▸ **TASK PROMPT**: Spot every line with the word "this" and return it.

▸ **DATA PROVIDED**:
***

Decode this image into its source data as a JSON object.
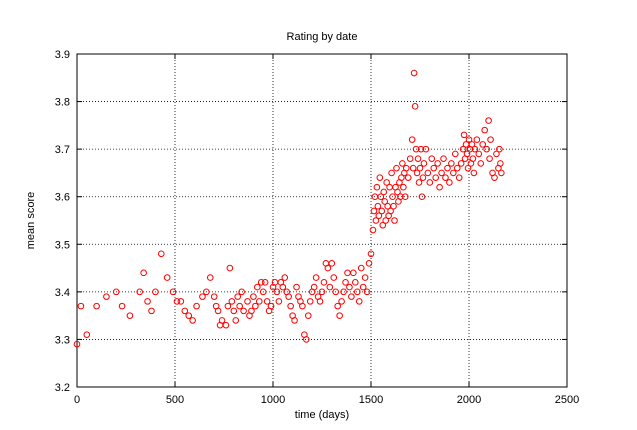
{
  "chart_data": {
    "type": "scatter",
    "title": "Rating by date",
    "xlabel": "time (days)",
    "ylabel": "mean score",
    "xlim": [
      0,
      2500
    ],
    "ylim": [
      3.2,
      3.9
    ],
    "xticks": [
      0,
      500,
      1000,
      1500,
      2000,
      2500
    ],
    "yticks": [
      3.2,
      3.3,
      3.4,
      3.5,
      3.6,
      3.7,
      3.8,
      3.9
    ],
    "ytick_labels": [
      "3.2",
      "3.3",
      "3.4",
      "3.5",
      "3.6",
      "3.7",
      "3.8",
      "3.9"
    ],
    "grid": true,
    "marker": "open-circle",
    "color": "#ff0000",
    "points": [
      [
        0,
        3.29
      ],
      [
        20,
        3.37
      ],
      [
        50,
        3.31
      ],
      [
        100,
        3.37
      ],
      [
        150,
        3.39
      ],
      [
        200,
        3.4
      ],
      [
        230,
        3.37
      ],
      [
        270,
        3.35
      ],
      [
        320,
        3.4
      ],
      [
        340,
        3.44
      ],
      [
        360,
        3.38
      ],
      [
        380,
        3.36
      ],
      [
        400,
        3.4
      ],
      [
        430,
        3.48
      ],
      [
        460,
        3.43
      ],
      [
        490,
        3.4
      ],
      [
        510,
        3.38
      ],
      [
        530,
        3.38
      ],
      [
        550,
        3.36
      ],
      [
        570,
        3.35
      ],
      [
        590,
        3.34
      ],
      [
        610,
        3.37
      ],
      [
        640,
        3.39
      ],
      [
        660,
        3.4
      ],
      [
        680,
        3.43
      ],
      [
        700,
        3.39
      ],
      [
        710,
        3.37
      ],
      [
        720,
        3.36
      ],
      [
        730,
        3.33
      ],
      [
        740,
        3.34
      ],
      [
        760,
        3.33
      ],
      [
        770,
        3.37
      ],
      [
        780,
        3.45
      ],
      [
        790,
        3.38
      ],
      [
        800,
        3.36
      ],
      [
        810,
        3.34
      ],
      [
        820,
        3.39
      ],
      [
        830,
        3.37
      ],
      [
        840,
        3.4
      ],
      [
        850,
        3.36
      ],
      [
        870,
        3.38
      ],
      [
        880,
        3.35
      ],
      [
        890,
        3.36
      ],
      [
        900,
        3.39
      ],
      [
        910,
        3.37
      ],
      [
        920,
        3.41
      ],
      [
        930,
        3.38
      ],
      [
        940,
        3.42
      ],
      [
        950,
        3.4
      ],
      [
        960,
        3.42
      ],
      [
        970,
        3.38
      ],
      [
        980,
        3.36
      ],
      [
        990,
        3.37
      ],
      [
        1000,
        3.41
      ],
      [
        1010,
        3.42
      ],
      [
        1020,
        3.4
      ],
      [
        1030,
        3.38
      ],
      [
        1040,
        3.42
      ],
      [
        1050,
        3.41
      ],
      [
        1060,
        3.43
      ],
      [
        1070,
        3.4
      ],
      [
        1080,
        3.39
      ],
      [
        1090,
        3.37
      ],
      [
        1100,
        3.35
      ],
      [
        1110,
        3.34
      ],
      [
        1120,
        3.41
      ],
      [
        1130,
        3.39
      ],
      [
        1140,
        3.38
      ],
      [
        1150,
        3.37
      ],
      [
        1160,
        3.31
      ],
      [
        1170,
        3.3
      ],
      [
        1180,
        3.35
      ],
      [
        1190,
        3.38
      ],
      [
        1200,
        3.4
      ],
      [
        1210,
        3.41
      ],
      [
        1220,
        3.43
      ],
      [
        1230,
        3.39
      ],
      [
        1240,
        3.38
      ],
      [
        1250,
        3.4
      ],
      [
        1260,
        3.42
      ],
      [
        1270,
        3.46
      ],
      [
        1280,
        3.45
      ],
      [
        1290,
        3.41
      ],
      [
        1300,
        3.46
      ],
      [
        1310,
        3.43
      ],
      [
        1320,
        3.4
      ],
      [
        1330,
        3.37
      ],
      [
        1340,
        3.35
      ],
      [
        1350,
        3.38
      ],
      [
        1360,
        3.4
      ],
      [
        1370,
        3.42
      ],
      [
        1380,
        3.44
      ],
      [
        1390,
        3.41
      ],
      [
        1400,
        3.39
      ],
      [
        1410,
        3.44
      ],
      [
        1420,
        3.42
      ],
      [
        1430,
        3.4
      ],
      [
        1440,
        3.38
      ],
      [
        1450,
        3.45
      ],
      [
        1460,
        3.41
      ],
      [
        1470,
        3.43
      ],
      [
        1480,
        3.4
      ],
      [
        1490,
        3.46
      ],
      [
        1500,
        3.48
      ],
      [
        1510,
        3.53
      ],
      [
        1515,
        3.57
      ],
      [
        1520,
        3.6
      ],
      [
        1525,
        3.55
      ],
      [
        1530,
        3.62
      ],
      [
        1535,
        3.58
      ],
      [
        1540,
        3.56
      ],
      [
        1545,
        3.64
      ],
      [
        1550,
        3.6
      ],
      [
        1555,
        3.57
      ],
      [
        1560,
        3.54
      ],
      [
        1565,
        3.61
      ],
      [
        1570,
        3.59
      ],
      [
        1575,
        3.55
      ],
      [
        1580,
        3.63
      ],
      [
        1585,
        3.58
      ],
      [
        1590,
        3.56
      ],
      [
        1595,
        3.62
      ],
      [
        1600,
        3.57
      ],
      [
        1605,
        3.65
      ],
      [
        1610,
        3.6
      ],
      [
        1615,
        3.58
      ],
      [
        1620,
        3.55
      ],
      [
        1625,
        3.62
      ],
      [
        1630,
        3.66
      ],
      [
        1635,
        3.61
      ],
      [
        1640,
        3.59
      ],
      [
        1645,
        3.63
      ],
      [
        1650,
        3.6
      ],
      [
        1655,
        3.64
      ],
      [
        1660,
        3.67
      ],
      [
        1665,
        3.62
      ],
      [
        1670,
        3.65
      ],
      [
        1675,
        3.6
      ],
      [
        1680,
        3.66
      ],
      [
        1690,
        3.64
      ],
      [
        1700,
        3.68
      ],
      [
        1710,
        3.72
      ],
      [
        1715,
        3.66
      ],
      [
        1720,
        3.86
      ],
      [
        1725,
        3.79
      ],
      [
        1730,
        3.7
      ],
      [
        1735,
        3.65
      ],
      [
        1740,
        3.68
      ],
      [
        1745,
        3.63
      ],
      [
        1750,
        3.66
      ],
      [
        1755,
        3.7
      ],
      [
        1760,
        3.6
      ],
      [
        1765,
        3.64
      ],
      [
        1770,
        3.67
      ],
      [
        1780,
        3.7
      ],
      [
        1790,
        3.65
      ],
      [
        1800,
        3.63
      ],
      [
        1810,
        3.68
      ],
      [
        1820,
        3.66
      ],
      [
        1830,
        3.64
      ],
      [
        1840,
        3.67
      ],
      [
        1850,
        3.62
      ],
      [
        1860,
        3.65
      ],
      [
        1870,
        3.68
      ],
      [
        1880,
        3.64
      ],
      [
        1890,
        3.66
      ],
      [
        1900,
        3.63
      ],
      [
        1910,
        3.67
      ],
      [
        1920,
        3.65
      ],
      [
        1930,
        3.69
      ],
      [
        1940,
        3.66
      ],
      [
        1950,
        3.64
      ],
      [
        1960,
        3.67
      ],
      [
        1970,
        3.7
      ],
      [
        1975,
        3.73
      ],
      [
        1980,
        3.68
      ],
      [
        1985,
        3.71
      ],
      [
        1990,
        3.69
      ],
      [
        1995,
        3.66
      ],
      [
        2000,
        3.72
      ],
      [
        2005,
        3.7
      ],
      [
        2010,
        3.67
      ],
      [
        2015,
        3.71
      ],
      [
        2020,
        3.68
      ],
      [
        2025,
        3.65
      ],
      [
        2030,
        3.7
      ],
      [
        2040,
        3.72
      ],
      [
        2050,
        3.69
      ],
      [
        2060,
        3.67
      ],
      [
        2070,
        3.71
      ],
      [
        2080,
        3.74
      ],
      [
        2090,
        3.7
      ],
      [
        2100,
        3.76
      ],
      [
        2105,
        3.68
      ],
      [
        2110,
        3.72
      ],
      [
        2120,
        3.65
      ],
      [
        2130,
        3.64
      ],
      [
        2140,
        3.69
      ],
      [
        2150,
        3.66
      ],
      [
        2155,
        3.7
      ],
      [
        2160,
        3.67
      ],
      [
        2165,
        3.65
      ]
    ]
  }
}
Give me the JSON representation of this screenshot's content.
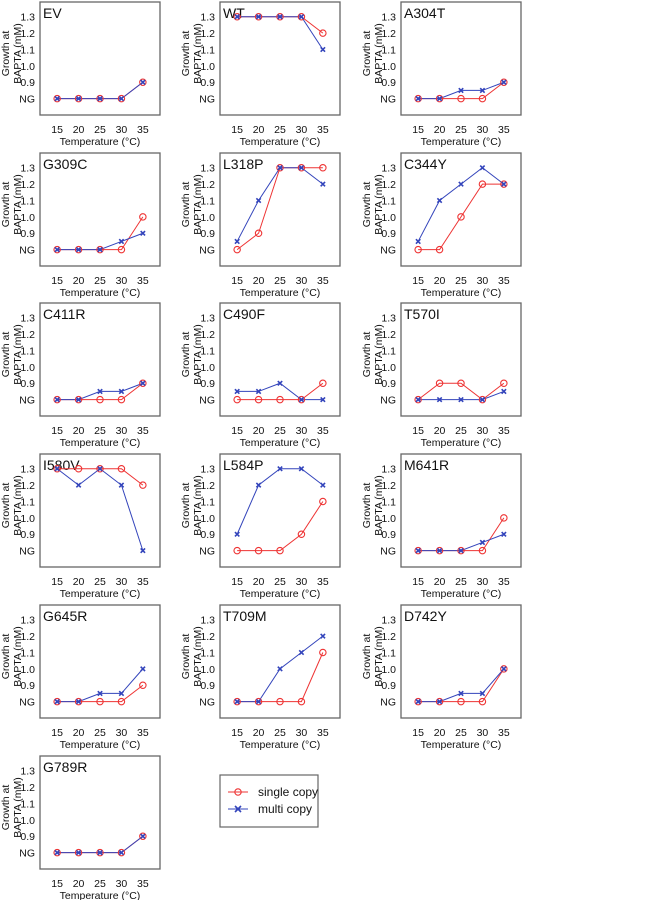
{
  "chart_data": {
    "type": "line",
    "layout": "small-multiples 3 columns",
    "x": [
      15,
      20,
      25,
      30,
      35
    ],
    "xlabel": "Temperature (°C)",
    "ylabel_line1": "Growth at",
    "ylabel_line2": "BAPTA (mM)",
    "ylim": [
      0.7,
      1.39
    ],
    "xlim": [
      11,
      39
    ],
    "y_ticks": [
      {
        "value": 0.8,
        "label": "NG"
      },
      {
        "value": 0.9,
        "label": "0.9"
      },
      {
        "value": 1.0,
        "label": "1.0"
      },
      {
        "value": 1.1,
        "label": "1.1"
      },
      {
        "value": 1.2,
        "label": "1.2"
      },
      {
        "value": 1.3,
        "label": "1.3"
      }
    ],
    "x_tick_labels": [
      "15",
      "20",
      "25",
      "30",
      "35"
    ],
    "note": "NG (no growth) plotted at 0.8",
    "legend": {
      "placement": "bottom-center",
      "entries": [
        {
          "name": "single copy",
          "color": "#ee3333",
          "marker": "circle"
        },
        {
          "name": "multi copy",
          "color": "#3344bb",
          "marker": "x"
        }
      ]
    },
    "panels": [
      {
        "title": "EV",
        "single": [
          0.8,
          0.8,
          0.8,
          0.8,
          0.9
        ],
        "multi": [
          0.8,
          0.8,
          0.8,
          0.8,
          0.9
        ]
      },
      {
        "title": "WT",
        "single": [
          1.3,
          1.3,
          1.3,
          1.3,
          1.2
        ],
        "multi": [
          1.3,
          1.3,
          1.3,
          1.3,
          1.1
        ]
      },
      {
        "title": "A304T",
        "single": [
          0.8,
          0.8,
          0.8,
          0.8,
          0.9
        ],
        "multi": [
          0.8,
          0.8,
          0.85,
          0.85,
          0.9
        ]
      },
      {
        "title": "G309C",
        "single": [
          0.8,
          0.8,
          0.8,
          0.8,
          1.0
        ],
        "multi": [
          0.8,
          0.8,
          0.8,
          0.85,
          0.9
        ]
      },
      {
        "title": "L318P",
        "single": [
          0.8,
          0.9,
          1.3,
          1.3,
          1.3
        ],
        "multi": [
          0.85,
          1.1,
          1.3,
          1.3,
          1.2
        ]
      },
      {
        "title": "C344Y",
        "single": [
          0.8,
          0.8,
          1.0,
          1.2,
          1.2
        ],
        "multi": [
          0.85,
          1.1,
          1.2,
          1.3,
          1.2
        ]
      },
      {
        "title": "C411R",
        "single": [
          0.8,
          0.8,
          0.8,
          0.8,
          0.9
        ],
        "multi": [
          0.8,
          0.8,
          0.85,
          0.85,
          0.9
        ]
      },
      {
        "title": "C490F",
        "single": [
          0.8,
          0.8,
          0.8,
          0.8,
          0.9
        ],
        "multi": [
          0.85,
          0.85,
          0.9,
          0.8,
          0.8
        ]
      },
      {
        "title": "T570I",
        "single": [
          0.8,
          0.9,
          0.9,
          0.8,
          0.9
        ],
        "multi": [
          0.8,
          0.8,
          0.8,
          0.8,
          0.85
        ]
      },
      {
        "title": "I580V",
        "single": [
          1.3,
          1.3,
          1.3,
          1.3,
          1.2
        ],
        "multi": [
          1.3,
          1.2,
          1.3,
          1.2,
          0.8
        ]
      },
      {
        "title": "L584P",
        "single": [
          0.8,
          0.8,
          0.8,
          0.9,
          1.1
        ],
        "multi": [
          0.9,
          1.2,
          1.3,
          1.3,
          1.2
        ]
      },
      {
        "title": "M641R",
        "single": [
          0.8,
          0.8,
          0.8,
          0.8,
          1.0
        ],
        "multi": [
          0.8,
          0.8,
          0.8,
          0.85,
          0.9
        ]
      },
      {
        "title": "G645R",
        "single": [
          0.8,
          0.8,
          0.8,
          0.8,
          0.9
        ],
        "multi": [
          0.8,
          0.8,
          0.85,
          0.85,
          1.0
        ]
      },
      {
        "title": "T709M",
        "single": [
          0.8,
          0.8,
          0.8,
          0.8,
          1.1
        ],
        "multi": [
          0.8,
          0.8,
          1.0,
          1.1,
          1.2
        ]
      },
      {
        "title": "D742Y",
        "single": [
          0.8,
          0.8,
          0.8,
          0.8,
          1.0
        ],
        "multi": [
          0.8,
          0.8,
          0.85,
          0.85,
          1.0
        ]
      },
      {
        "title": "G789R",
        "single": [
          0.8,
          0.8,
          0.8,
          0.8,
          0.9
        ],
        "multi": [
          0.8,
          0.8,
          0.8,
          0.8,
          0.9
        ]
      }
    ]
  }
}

***

▸ **RESPONSE BELOW**:
Decode this image into its source data as a JSON object.
Give me the JSON representation of this screenshot's content.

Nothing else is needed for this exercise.